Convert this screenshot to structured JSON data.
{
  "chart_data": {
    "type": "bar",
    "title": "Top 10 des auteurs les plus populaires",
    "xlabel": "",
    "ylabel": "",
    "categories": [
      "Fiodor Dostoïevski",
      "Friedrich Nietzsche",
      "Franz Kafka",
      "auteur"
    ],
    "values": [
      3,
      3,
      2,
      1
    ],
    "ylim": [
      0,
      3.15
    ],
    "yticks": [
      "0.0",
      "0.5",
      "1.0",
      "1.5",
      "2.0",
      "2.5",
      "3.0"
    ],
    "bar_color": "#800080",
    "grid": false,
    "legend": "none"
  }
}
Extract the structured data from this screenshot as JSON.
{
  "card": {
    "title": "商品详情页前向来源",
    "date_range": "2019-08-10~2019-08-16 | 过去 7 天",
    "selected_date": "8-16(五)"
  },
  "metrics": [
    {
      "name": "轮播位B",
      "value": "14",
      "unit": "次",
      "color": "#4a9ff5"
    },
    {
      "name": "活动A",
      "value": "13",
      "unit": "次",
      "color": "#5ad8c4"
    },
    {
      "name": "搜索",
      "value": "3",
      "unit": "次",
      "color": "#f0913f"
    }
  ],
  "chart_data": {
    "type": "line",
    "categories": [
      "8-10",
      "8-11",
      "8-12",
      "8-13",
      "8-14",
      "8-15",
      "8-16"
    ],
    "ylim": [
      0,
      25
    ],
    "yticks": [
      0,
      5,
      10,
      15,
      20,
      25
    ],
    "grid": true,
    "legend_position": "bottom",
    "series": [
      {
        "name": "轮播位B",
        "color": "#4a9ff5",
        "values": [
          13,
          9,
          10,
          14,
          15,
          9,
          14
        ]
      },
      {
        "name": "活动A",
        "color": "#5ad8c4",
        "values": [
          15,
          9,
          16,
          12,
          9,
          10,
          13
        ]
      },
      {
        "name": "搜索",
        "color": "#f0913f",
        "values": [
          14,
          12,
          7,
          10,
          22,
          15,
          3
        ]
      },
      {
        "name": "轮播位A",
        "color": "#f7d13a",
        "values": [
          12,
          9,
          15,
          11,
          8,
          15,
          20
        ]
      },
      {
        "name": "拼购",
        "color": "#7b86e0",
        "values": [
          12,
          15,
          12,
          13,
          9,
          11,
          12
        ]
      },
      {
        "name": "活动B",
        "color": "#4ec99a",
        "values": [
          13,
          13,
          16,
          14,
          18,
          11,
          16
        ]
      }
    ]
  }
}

Exercise directions: From the records above, extract each line exactly as shown.

Expected answer:
Convert this screenshot to structured JSON data.
{
  "chart_data": {
    "type": "bar",
    "title": "Top 10 des auteurs les plus populaires",
    "xlabel": "",
    "ylabel": "",
    "categories": [
      "Fiodor Dostoïevski",
      "Friedrich Nietzsche",
      "Franz Kafka",
      "auteur"
    ],
    "values": [
      3,
      3,
      2,
      1
    ],
    "ylim": [
      0,
      3.15
    ],
    "yticks": [
      "0.0",
      "0.5",
      "1.0",
      "1.5",
      "2.0",
      "2.5",
      "3.0"
    ],
    "bar_color": "#800080",
    "grid": false,
    "legend": "none"
  }
}
Extract the structured data from this screenshot as JSON.
{
  "card": {
    "title": "商品详情页前向来源",
    "date_range": "2019-08-10~2019-08-16 | 过去 7 天",
    "selected_date": "8-16(五)"
  },
  "metrics": [
    {
      "name": "轮播位B",
      "value": "14",
      "unit": "次",
      "color": "#4a9ff5"
    },
    {
      "name": "活动A",
      "value": "13",
      "unit": "次",
      "color": "#5ad8c4"
    },
    {
      "name": "搜索",
      "value": "3",
      "unit": "次",
      "color": "#f0913f"
    }
  ],
  "chart_data": {
    "type": "line",
    "categories": [
      "8-10",
      "8-11",
      "8-12",
      "8-13",
      "8-14",
      "8-15",
      "8-16"
    ],
    "ylim": [
      0,
      25
    ],
    "yticks": [
      0,
      5,
      10,
      15,
      20,
      25
    ],
    "grid": true,
    "legend_position": "bottom",
    "series": [
      {
        "name": "轮播位B",
        "color": "#4a9ff5",
        "values": [
          13,
          9,
          10,
          14,
          15,
          9,
          14
        ]
      },
      {
        "name": "活动A",
        "color": "#5ad8c4",
        "values": [
          15,
          9,
          16,
          12,
          9,
          10,
          13
        ]
      },
      {
        "name": "搜索",
        "color": "#f0913f",
        "values": [
          14,
          12,
          7,
          10,
          22,
          15,
          3
        ]
      },
      {
        "name": "轮播位A",
        "color": "#f7d13a",
        "values": [
          12,
          9,
          15,
          11,
          8,
          15,
          20
        ]
      },
      {
        "name": "拼购",
        "color": "#7b86e0",
        "values": [
          12,
          15,
          12,
          13,
          9,
          11,
          12
        ]
      },
      {
        "name": "活动B",
        "color": "#4ec99a",
        "values": [
          13,
          13,
          16,
          14,
          18,
          11,
          16
        ]
      }
    ]
  }
}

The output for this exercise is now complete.